TASK OBJECTIVE
Copy out the whole listing exactly as written, leaving the pictures behind.

Source records
============================================================
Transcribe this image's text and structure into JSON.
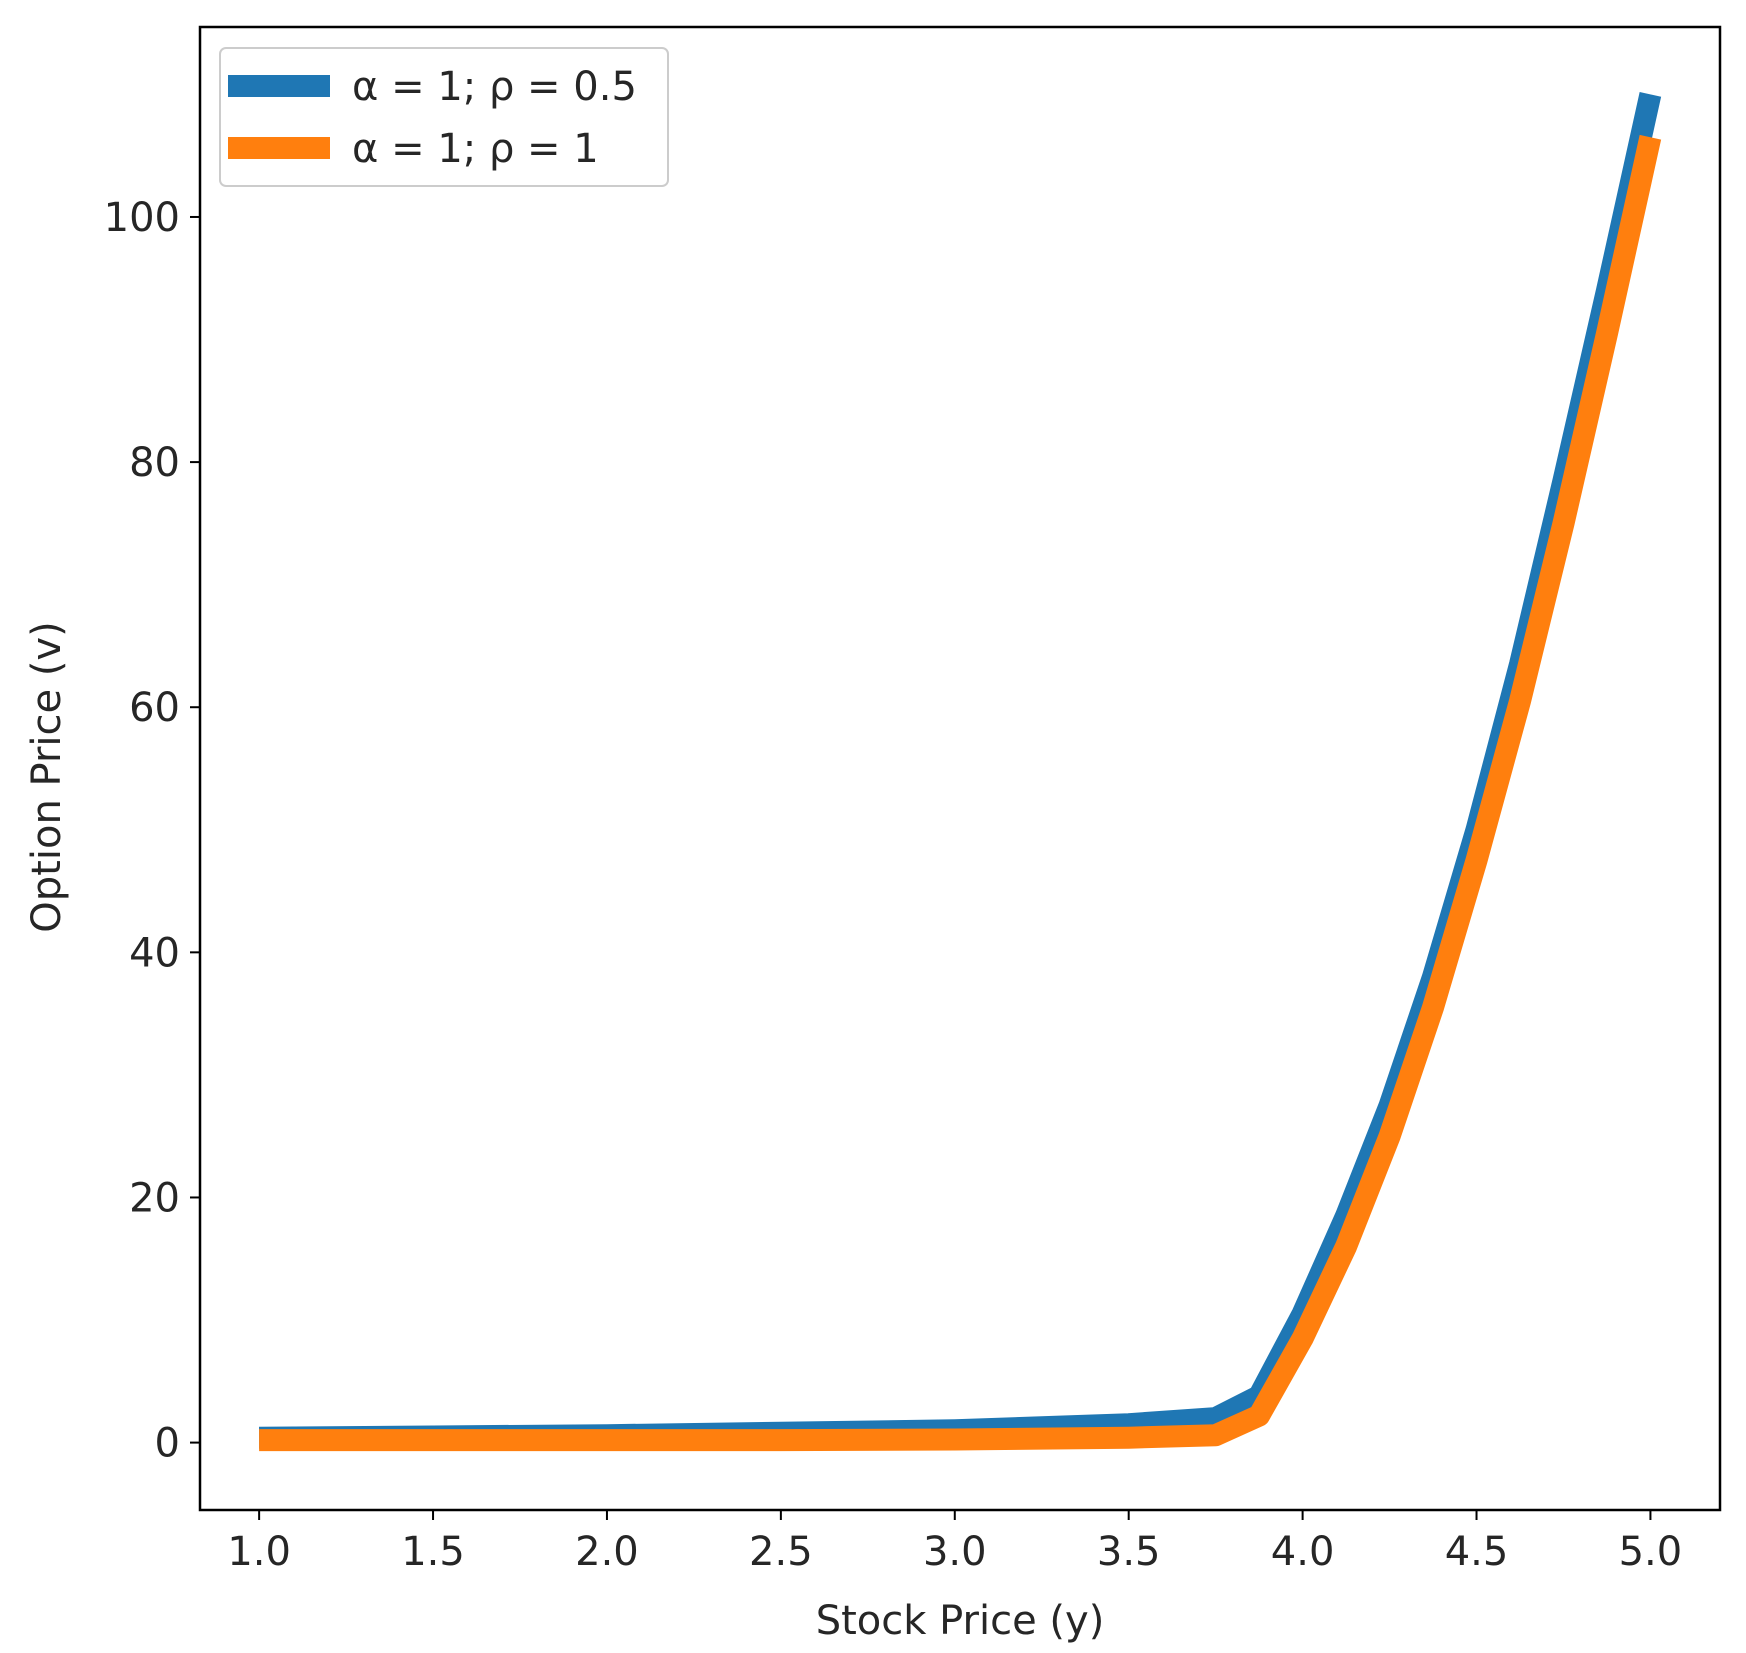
{
  "chart_data": {
    "type": "line",
    "xlabel": "Stock Price (y)",
    "ylabel": "Option Price (v)",
    "xlim": [
      0.83,
      5.2
    ],
    "ylim": [
      -5.5,
      115.5
    ],
    "xticks": [
      1.0,
      1.5,
      2.0,
      2.5,
      3.0,
      3.5,
      4.0,
      4.5,
      5.0
    ],
    "xtick_labels": [
      "1.0",
      "1.5",
      "2.0",
      "2.5",
      "3.0",
      "3.5",
      "4.0",
      "4.5",
      "5.0"
    ],
    "yticks": [
      0,
      20,
      40,
      60,
      80,
      100
    ],
    "ytick_labels": [
      "0",
      "20",
      "40",
      "60",
      "80",
      "100"
    ],
    "grid": false,
    "legend_position": "top-left",
    "series": [
      {
        "name": "α = 1; ρ = 0.5",
        "color": "#1f77b4",
        "x": [
          1.0,
          1.5,
          2.0,
          2.5,
          3.0,
          3.5,
          3.75,
          3.875,
          4.0,
          4.125,
          4.25,
          4.375,
          4.5,
          4.625,
          4.75,
          4.875,
          5.0
        ],
        "y": [
          0.4,
          0.5,
          0.6,
          0.8,
          1.0,
          1.5,
          2.0,
          3.8,
          10.5,
          18.5,
          27.5,
          38.0,
          50.0,
          63.5,
          78.5,
          94.0,
          110.0
        ]
      },
      {
        "name": "α = 1; ρ = 1",
        "color": "#ff7f0e",
        "x": [
          1.0,
          1.5,
          2.0,
          2.5,
          3.0,
          3.5,
          3.75,
          3.875,
          4.0,
          4.125,
          4.25,
          4.375,
          4.5,
          4.625,
          4.75,
          4.875,
          5.0
        ],
        "y": [
          0.2,
          0.2,
          0.2,
          0.2,
          0.25,
          0.4,
          0.6,
          2.2,
          8.5,
          16.0,
          25.0,
          35.5,
          47.5,
          60.5,
          75.0,
          90.5,
          106.5
        ]
      }
    ]
  }
}
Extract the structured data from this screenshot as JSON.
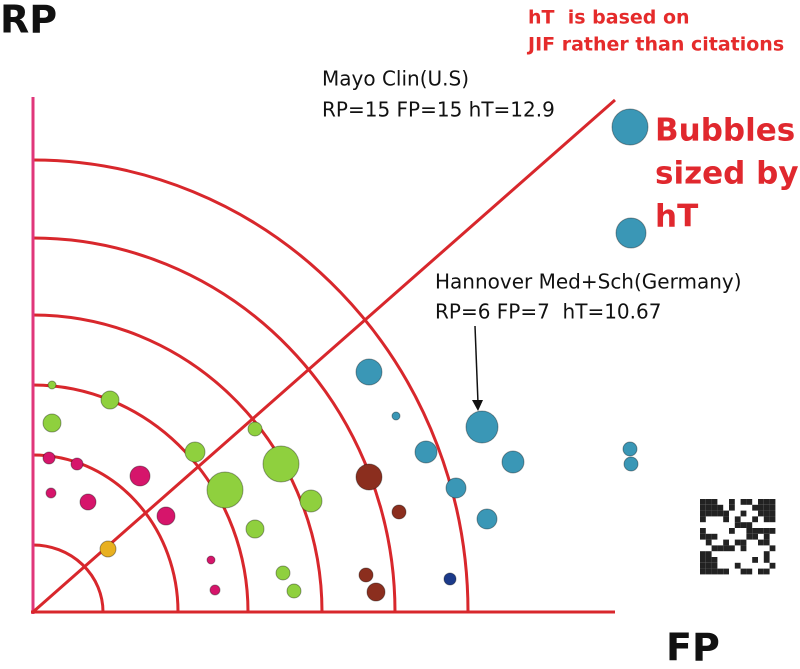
{
  "labels": {
    "y_axis": "RP",
    "x_axis": "FP"
  },
  "note": [
    "hT  is based on",
    "JIF rather than citations"
  ],
  "callouts": [
    {
      "name": "Mayo Clin(U.S)",
      "stats": "RP=15 FP=15 hT=12.9"
    },
    {
      "name": "Hannover Med+Sch(Germany)",
      "stats": "RP=6 FP=7  hT=10.67"
    }
  ],
  "size_note": [
    "Bubbles",
    "sized by",
    "hT"
  ]
}
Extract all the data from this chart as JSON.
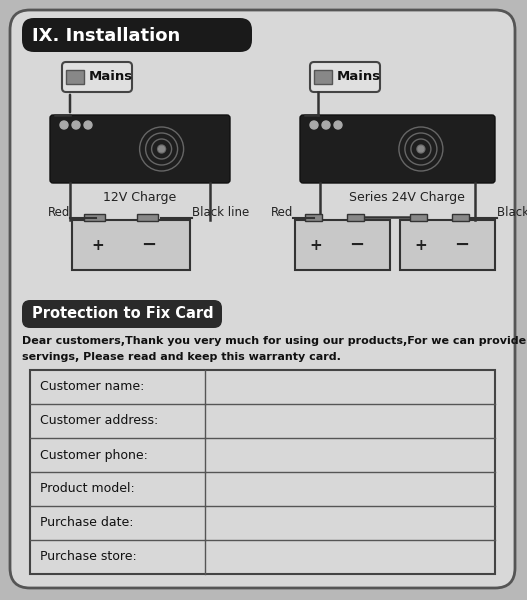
{
  "bg_color": "#b8b8b8",
  "page_bg": "#d2d2d2",
  "title_text": "IX. Installation",
  "title_bg": "#1a1a1a",
  "title_color": "#ffffff",
  "section2_title": "Protection to Fix Card",
  "section2_bg": "#2a2a2a",
  "section2_color": "#ffffff",
  "body_line1": "Dear customers,Thank you very much for using our products,For we can provide you the best",
  "body_line2": "servings, Please read and keep this warranty card.",
  "table_rows": [
    "Customer name:",
    "Customer address:",
    "Customer phone:",
    "Product model:",
    "Purchase date:",
    "Purchase store:"
  ],
  "charger1_label": "12V Charge",
  "charger2_label": "Series 24V Charge",
  "mains_label": "Mains",
  "red_label": "Red",
  "black_label": "Black line",
  "fig_w": 5.27,
  "fig_h": 6.0,
  "dpi": 100
}
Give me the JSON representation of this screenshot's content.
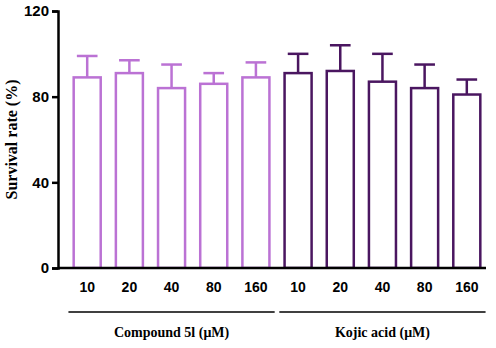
{
  "chart_data": {
    "type": "bar",
    "y_label": "Survival rate (%)",
    "categories": [
      "10",
      "20",
      "40",
      "80",
      "160"
    ],
    "series": [
      {
        "name": "Compound 5l (μM)",
        "color": "#bb72d4",
        "values": [
          89,
          91,
          84,
          86,
          89
        ],
        "errors": [
          10,
          6,
          11,
          5,
          7
        ]
      },
      {
        "name": "Kojic acid (μM)",
        "color": "#4a1660",
        "values": [
          91,
          92,
          87,
          84,
          81
        ],
        "errors": [
          9,
          12,
          13,
          11,
          7
        ]
      }
    ],
    "ylim": [
      0,
      120
    ],
    "yticks": [
      0,
      40,
      80,
      120
    ],
    "grid": false
  }
}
============================================================
RESULT OF THE TASK
Transcribe this image's text and structure into JSON.
{
  "chart_data": {
    "type": "line",
    "xlabel": "Stock Price (y)",
    "ylabel": "Option Price (v)",
    "xlim": [
      0.83,
      5.2
    ],
    "ylim": [
      -5.5,
      115.5
    ],
    "xticks": [
      1.0,
      1.5,
      2.0,
      2.5,
      3.0,
      3.5,
      4.0,
      4.5,
      5.0
    ],
    "xtick_labels": [
      "1.0",
      "1.5",
      "2.0",
      "2.5",
      "3.0",
      "3.5",
      "4.0",
      "4.5",
      "5.0"
    ],
    "yticks": [
      0,
      20,
      40,
      60,
      80,
      100
    ],
    "ytick_labels": [
      "0",
      "20",
      "40",
      "60",
      "80",
      "100"
    ],
    "grid": false,
    "legend_position": "top-left",
    "series": [
      {
        "name": "α = 1; ρ = 0.5",
        "color": "#1f77b4",
        "x": [
          1.0,
          1.5,
          2.0,
          2.5,
          3.0,
          3.5,
          3.75,
          3.875,
          4.0,
          4.125,
          4.25,
          4.375,
          4.5,
          4.625,
          4.75,
          4.875,
          5.0
        ],
        "y": [
          0.4,
          0.5,
          0.6,
          0.8,
          1.0,
          1.5,
          2.0,
          3.8,
          10.5,
          18.5,
          27.5,
          38.0,
          50.0,
          63.5,
          78.5,
          94.0,
          110.0
        ]
      },
      {
        "name": "α = 1; ρ = 1",
        "color": "#ff7f0e",
        "x": [
          1.0,
          1.5,
          2.0,
          2.5,
          3.0,
          3.5,
          3.75,
          3.875,
          4.0,
          4.125,
          4.25,
          4.375,
          4.5,
          4.625,
          4.75,
          4.875,
          5.0
        ],
        "y": [
          0.2,
          0.2,
          0.2,
          0.2,
          0.25,
          0.4,
          0.6,
          2.2,
          8.5,
          16.0,
          25.0,
          35.5,
          47.5,
          60.5,
          75.0,
          90.5,
          106.5
        ]
      }
    ]
  }
}
Extract the structured data from this screenshot as JSON.
{
  "labels": {
    "y_axis": "RP",
    "x_axis": "FP"
  },
  "note": [
    "hT  is based on",
    "JIF rather than citations"
  ],
  "callouts": [
    {
      "name": "Mayo Clin(U.S)",
      "stats": "RP=15 FP=15 hT=12.9"
    },
    {
      "name": "Hannover Med+Sch(Germany)",
      "stats": "RP=6 FP=7  hT=10.67"
    }
  ],
  "size_note": [
    "Bubbles",
    "sized by",
    "hT"
  ]
}
Extract all the data from this chart as JSON.
{
  "bg_color": "#b8b8b8",
  "page_bg": "#d2d2d2",
  "title_text": "IX. Installation",
  "title_bg": "#1a1a1a",
  "title_color": "#ffffff",
  "section2_title": "Protection to Fix Card",
  "section2_bg": "#2a2a2a",
  "section2_color": "#ffffff",
  "body_line1": "Dear customers,Thank you very much for using our products,For we can provide you the best",
  "body_line2": "servings, Please read and keep this warranty card.",
  "table_rows": [
    "Customer name:",
    "Customer address:",
    "Customer phone:",
    "Product model:",
    "Purchase date:",
    "Purchase store:"
  ],
  "charger1_label": "12V Charge",
  "charger2_label": "Series 24V Charge",
  "mains_label": "Mains",
  "red_label": "Red",
  "black_label": "Black line",
  "fig_w": 5.27,
  "fig_h": 6.0,
  "dpi": 100
}
Give me the JSON representation of this screenshot's content.
{
  "chart_data": {
    "type": "bar",
    "y_label": "Survival rate (%)",
    "categories": [
      "10",
      "20",
      "40",
      "80",
      "160"
    ],
    "series": [
      {
        "name": "Compound 5l (μM)",
        "color": "#bb72d4",
        "values": [
          89,
          91,
          84,
          86,
          89
        ],
        "errors": [
          10,
          6,
          11,
          5,
          7
        ]
      },
      {
        "name": "Kojic acid (μM)",
        "color": "#4a1660",
        "values": [
          91,
          92,
          87,
          84,
          81
        ],
        "errors": [
          9,
          12,
          13,
          11,
          7
        ]
      }
    ],
    "ylim": [
      0,
      120
    ],
    "yticks": [
      0,
      40,
      80,
      120
    ],
    "grid": false
  }
}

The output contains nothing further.